Data entries:

++++++++++++++++++++

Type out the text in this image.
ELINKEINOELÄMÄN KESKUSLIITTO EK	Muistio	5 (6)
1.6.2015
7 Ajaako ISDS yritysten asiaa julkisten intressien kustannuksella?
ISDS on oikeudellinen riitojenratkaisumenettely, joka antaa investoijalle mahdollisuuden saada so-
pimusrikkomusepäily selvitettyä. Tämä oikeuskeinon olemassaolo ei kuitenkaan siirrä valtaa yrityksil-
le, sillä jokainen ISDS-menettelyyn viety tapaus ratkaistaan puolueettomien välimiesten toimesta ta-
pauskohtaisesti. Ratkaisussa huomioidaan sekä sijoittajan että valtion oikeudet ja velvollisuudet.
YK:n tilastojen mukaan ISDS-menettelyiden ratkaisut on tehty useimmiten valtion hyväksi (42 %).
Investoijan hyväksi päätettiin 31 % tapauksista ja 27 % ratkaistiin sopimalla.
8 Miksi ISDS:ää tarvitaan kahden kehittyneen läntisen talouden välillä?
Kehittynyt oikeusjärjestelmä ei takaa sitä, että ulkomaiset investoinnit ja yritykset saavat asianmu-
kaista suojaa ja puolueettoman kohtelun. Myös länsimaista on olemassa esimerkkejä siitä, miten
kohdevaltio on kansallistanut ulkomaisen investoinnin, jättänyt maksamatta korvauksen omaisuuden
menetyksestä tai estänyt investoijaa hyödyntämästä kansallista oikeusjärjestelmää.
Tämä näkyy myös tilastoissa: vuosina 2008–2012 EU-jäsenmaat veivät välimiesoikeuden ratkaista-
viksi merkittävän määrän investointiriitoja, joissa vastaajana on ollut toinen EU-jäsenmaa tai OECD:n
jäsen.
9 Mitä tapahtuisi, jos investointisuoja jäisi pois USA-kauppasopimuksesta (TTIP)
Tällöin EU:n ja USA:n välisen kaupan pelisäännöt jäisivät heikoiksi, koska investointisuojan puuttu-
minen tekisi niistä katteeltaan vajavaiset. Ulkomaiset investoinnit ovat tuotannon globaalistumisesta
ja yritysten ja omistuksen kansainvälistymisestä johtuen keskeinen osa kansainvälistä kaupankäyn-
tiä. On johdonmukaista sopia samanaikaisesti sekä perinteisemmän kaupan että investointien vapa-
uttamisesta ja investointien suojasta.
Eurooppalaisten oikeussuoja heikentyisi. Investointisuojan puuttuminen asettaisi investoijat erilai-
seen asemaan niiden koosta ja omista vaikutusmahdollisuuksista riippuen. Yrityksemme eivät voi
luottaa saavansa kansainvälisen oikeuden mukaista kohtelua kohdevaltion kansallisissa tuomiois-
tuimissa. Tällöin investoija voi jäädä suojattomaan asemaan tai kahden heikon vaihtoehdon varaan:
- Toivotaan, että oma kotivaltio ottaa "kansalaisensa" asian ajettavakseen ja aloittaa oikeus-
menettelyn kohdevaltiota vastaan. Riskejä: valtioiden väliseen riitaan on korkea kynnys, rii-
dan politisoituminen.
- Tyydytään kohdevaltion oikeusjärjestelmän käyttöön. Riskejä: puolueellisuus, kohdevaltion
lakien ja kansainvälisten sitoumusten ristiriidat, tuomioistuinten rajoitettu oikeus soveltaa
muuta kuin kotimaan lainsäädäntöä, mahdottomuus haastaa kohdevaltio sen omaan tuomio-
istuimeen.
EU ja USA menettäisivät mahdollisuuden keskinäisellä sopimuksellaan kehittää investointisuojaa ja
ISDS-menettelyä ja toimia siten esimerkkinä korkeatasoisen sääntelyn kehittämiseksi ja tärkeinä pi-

++++++++++++++++++++

## [Task requirements]
Each record above should be output again exactly.

## [Full solution]
Type out the text in this image.
ELINKEINOELÄMÄN KESKUSLIITTO EK	Muistio	5 (6)
1.6.2015
7 Ajaako ISDS yritysten asiaa julkisten intressien kustannuksella?
ISDS on oikeudellinen riitojenratkaisumenettely, joka antaa investoijalle mahdollisuuden saada so-
pimusrikkomusepäily selvitettyä. Tämä oikeuskeinon olemassaolo ei kuitenkaan siirrä valtaa yrityksil-
le, sillä jokainen ISDS-menettelyyn viety tapaus ratkaistaan puolueettomien välimiesten toimesta ta-
pauskohtaisesti. Ratkaisussa huomioidaan sekä sijoittajan että valtion oikeudet ja velvollisuudet.
YK:n tilastojen mukaan ISDS-menettelyiden ratkaisut on tehty useimmiten valtion hyväksi (42 %).
Investoijan hyväksi päätettiin 31 % tapauksista ja 27 % ratkaistiin sopimalla.
8 Miksi ISDS:ää tarvitaan kahden kehittyneen läntisen talouden välillä?
Kehittynyt oikeusjärjestelmä ei takaa sitä, että ulkomaiset investoinnit ja yritykset saavat asianmu-
kaista suojaa ja puolueettoman kohtelun. Myös länsimaista on olemassa esimerkkejä siitä, miten
kohdevaltio on kansallistanut ulkomaisen investoinnin, jättänyt maksamatta korvauksen omaisuuden
menetyksestä tai estänyt investoijaa hyödyntämästä kansallista oikeusjärjestelmää.
Tämä näkyy myös tilastoissa: vuosina 2008–2012 EU-jäsenmaat veivät välimiesoikeuden ratkaista-
viksi merkittävän määrän investointiriitoja, joissa vastaajana on ollut toinen EU-jäsenmaa tai OECD:n
jäsen.
9 Mitä tapahtuisi, jos investointisuoja jäisi pois USA-kauppasopimuksesta (TTIP)
Tällöin EU:n ja USA:n välisen kaupan pelisäännöt jäisivät heikoiksi, koska investointisuojan puuttu-
minen tekisi niistä katteeltaan vajavaiset. Ulkomaiset investoinnit ovat tuotannon globaalistumisesta
ja yritysten ja omistuksen kansainvälistymisestä johtuen keskeinen osa kansainvälistä kaupankäyn-
tiä. On johdonmukaista sopia samanaikaisesti sekä perinteisemmän kaupan että investointien vapa-
uttamisesta ja investointien suojasta.
Eurooppalaisten oikeussuoja heikentyisi. Investointisuojan puuttuminen asettaisi investoijat erilai-
seen asemaan niiden koosta ja omista vaikutusmahdollisuuksista riippuen. Yrityksemme eivät voi
luottaa saavansa kansainvälisen oikeuden mukaista kohtelua kohdevaltion kansallisissa tuomiois-
tuimissa. Tällöin investoija voi jäädä suojattomaan asemaan tai kahden heikon vaihtoehdon varaan:
- Toivotaan, että oma kotivaltio ottaa "kansalaisensa" asian ajettavakseen ja aloittaa oikeus-
menettelyn kohdevaltiota vastaan. Riskejä: valtioiden väliseen riitaan on korkea kynnys, rii-
dan politisoituminen.
- Tyydytään kohdevaltion oikeusjärjestelmän käyttöön. Riskejä: puolueellisuus, kohdevaltion
lakien ja kansainvälisten sitoumusten ristiriidat, tuomioistuinten rajoitettu oikeus soveltaa
muuta kuin kotimaan lainsäädäntöä, mahdottomuus haastaa kohdevaltio sen omaan tuomio-
istuimeen.
EU ja USA menettäisivät mahdollisuuden keskinäisellä sopimuksellaan kehittää investointisuojaa ja
ISDS-menettelyä ja toimia siten esimerkkinä korkeatasoisen sääntelyn kehittämiseksi ja tärkeinä pi-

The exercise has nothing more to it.